Set task
Quote every line below exactly and skip any picture.

Records shown

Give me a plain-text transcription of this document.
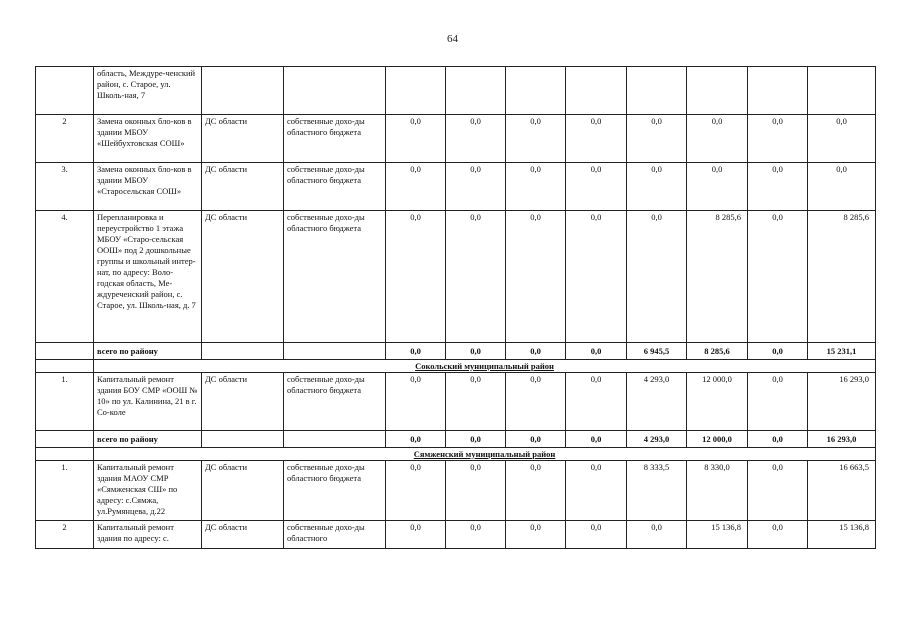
64
	область, Междуре-ченский район, с. Старое, ул. Школь-ная, 7										
2	Замена оконных бло-ков в здании МБОУ «Шейбухтовская СОШ»	ДС области	собственные дохо-ды областного бюджета	0,0	0,0	0,0	0,0	0,0	0,0	0,0	0,0
3.	Замена оконных бло-ков в здании МБОУ «Старосельская СОШ»	ДС области	собственные дохо-ды областного бюджета	0,0	0,0	0,0	0,0	0,0	0,0	0,0	0,0
4.	Перепланировка и переустройство 1 этажа МБОУ «Старо-сельская ООШ» под 2 дошкольные группы и школьный интер-нат, по адресу: Воло-годская область, Ме-ждуреченский район, с. Старое, ул. Школь-ная, д. 7	ДС области	собственные дохо-ды областного бюджета	0,0	0,0	0,0	0,0	0,0	8 285,6	0,0	8 285,6
	всего по району			0,0	0,0	0,0	0,0	6 945,5	8 285,6	0,0	15 231,1
	Сокольский муниципальный район										
1.	Капитальный ремонт здания БОУ СМР «ООШ № 10» по ул. Калинина, 21 в г. Со-коле	ДС области	собственные дохо-ды областного бюджета	0,0	0,0	0,0	0,0	4 293,0	12 000,0	0,0	16 293,0
	всего по району			0,0	0,0	0,0	0,0	4 293,0	12 000,0	0,0	16 293,0
	Сямженский муниципальный район										
1.	Капитальный ремонт здания МАОУ СМР «Сямженская СШ» по адресу: с.Сямжа, ул.Румянцева, д.22	ДС области	собственные дохо-ды областного бюджета	0,0	0,0	0,0	0,0	8 333,5	8 330,0	0,0	16 663,5
2	Капитальный ремонт здания по адресу: с.	ДС области	собственные дохо-ды областного	0,0	0,0	0,0	0,0	0,0	15 136,8	0,0	15 136,8
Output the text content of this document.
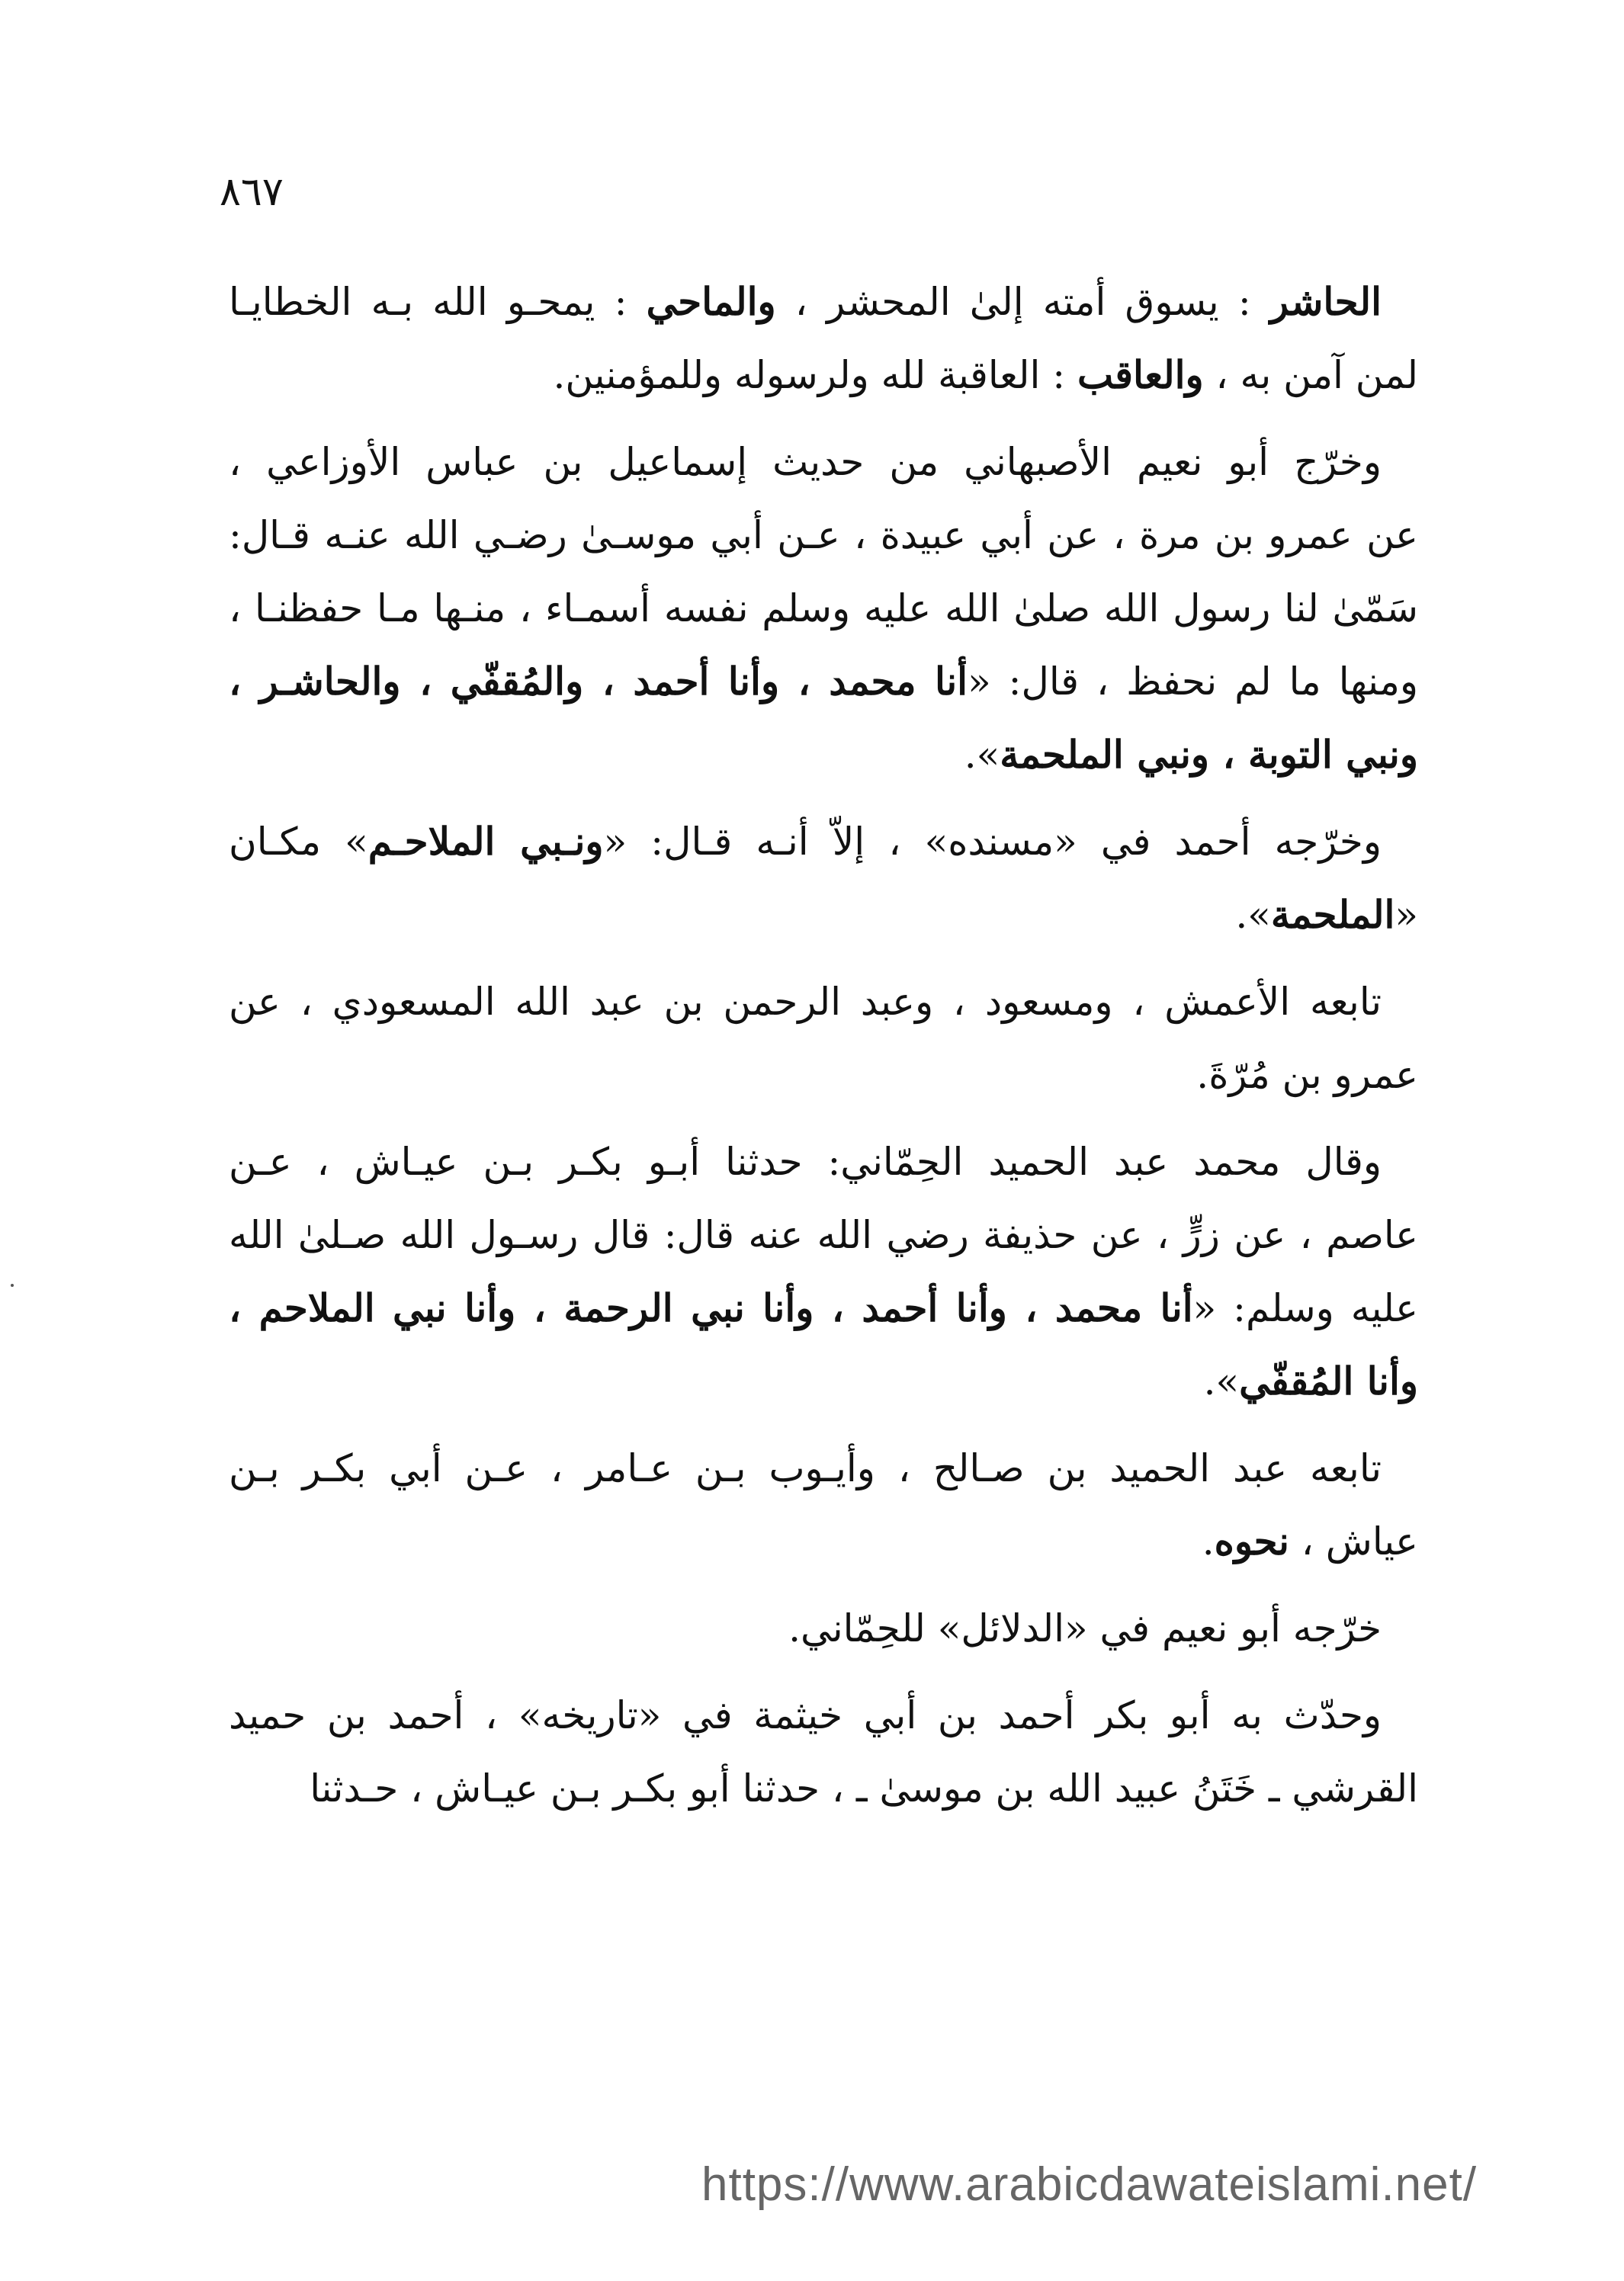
٨٦٧
الحاشر : يسوق أمته إلىٰ المحشر ، والماحي : يمحـو الله بـه الخطايـا
لمن آمن به ، والعاقب : العاقبة لله ولرسوله وللمؤمنين.
وخرّج أبو نعيم الأصبهاني من حديث إسماعيل بن عباس الأوزاعي ،
عن عمرو بن مرة ، عن أبي عبيدة ، عـن أبي موسـىٰ رضـي الله عنـه قـال:
سَمّىٰ لنا رسول الله صلىٰ الله عليه وسلم نفسه أسمـاء ، منـها مـا حفظنـا ،
ومنها ما لم نحفظ ، قال: «أنا محمد ، وأنا أحمد ، والمُقفّي ، والحاشـر ،
ونبي التوبة ، ونبي الملحمة».
وخرّجه أحمد في «مسنده» ، إلاّ أنـه قـال: «ونـبي الملاحـم» مكـان
«الملحمة».
تابعه الأعمش ، ومسعود ، وعبد الرحمن بن عبد الله المسعودي ، عن
عمرو بن مُرّةَ.
وقال محمد عبد الحميد الحِمّاني: حدثنا أبـو بكـر بـن عيـاش ، عـن
عاصم ، عن زرٍّ ، عن حذيفة رضي الله عنه قال: قال رسـول الله صـلىٰ الله
عليه وسلم: «أنا محمد ، وأنا أحمد ، وأنا نبي الرحمة ، وأنا نبي الملاحم ،
وأنا المُقفّي».
تابعه عبد الحميد بن صـالح ، وأيـوب بـن عـامر ، عـن أبي بكـر بـن
عياش ، نحوه.
خرّجه أبو نعيم في «الدلائل» للحِمّاني.
وحدّث به أبو بكر أحمد بن أبي خيثمة في «تاريخه» ، أحمد بن حميد
القرشي ـ خَتَنُ عبيد الله بن موسىٰ ـ ، حدثنا أبو بكـر بـن عيـاش ، حـدثنا
https://www.arabicdawateislami.net/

Solved exercise
Give me a plain-text transcription of this document.
64
	область, Междуре-ченский район, с. Старое, ул. Школь-ная, 7										
2	Замена оконных бло-ков в здании МБОУ «Шейбухтовская СОШ»	ДС области	собственные дохо-ды областного бюджета	0,0	0,0	0,0	0,0	0,0	0,0	0,0	0,0
3.	Замена оконных бло-ков в здании МБОУ «Старосельская СОШ»	ДС области	собственные дохо-ды областного бюджета	0,0	0,0	0,0	0,0	0,0	0,0	0,0	0,0
4.	Перепланировка и переустройство 1 этажа МБОУ «Старо-сельская ООШ» под 2 дошкольные группы и школьный интер-нат, по адресу: Воло-годская область, Ме-ждуреченский район, с. Старое, ул. Школь-ная, д. 7	ДС области	собственные дохо-ды областного бюджета	0,0	0,0	0,0	0,0	0,0	8 285,6	0,0	8 285,6
	всего по району			0,0	0,0	0,0	0,0	6 945,5	8 285,6	0,0	15 231,1
	Сокольский муниципальный район										
1.	Капитальный ремонт здания БОУ СМР «ООШ № 10» по ул. Калинина, 21 в г. Со-коле	ДС области	собственные дохо-ды областного бюджета	0,0	0,0	0,0	0,0	4 293,0	12 000,0	0,0	16 293,0
	всего по району			0,0	0,0	0,0	0,0	4 293,0	12 000,0	0,0	16 293,0
	Сямженский муниципальный район										
1.	Капитальный ремонт здания МАОУ СМР «Сямженская СШ» по адресу: с.Сямжа, ул.Румянцева, д.22	ДС области	собственные дохо-ды областного бюджета	0,0	0,0	0,0	0,0	8 333,5	8 330,0	0,0	16 663,5
2	Капитальный ремонт здания по адресу: с.	ДС области	собственные дохо-ды областного	0,0	0,0	0,0	0,0	0,0	15 136,8	0,0	15 136,8
Output the text content of this document.
٨٦٧
الحاشر : يسوق أمته إلىٰ المحشر ، والماحي : يمحـو الله بـه الخطايـا
لمن آمن به ، والعاقب : العاقبة لله ولرسوله وللمؤمنين.
وخرّج أبو نعيم الأصبهاني من حديث إسماعيل بن عباس الأوزاعي ،
عن عمرو بن مرة ، عن أبي عبيدة ، عـن أبي موسـىٰ رضـي الله عنـه قـال:
سَمّىٰ لنا رسول الله صلىٰ الله عليه وسلم نفسه أسمـاء ، منـها مـا حفظنـا ،
ومنها ما لم نحفظ ، قال: «أنا محمد ، وأنا أحمد ، والمُقفّي ، والحاشـر ،
ونبي التوبة ، ونبي الملحمة».
وخرّجه أحمد في «مسنده» ، إلاّ أنـه قـال: «ونـبي الملاحـم» مكـان
«الملحمة».
تابعه الأعمش ، ومسعود ، وعبد الرحمن بن عبد الله المسعودي ، عن
عمرو بن مُرّةَ.
وقال محمد عبد الحميد الحِمّاني: حدثنا أبـو بكـر بـن عيـاش ، عـن
عاصم ، عن زرٍّ ، عن حذيفة رضي الله عنه قال: قال رسـول الله صـلىٰ الله
عليه وسلم: «أنا محمد ، وأنا أحمد ، وأنا نبي الرحمة ، وأنا نبي الملاحم ،
وأنا المُقفّي».
تابعه عبد الحميد بن صـالح ، وأيـوب بـن عـامر ، عـن أبي بكـر بـن
عياش ، نحوه.
خرّجه أبو نعيم في «الدلائل» للحِمّاني.
وحدّث به أبو بكر أحمد بن أبي خيثمة في «تاريخه» ، أحمد بن حميد
القرشي ـ خَتَنُ عبيد الله بن موسىٰ ـ ، حدثنا أبو بكـر بـن عيـاش ، حـدثنا
https://www.arabicdawateislami.net/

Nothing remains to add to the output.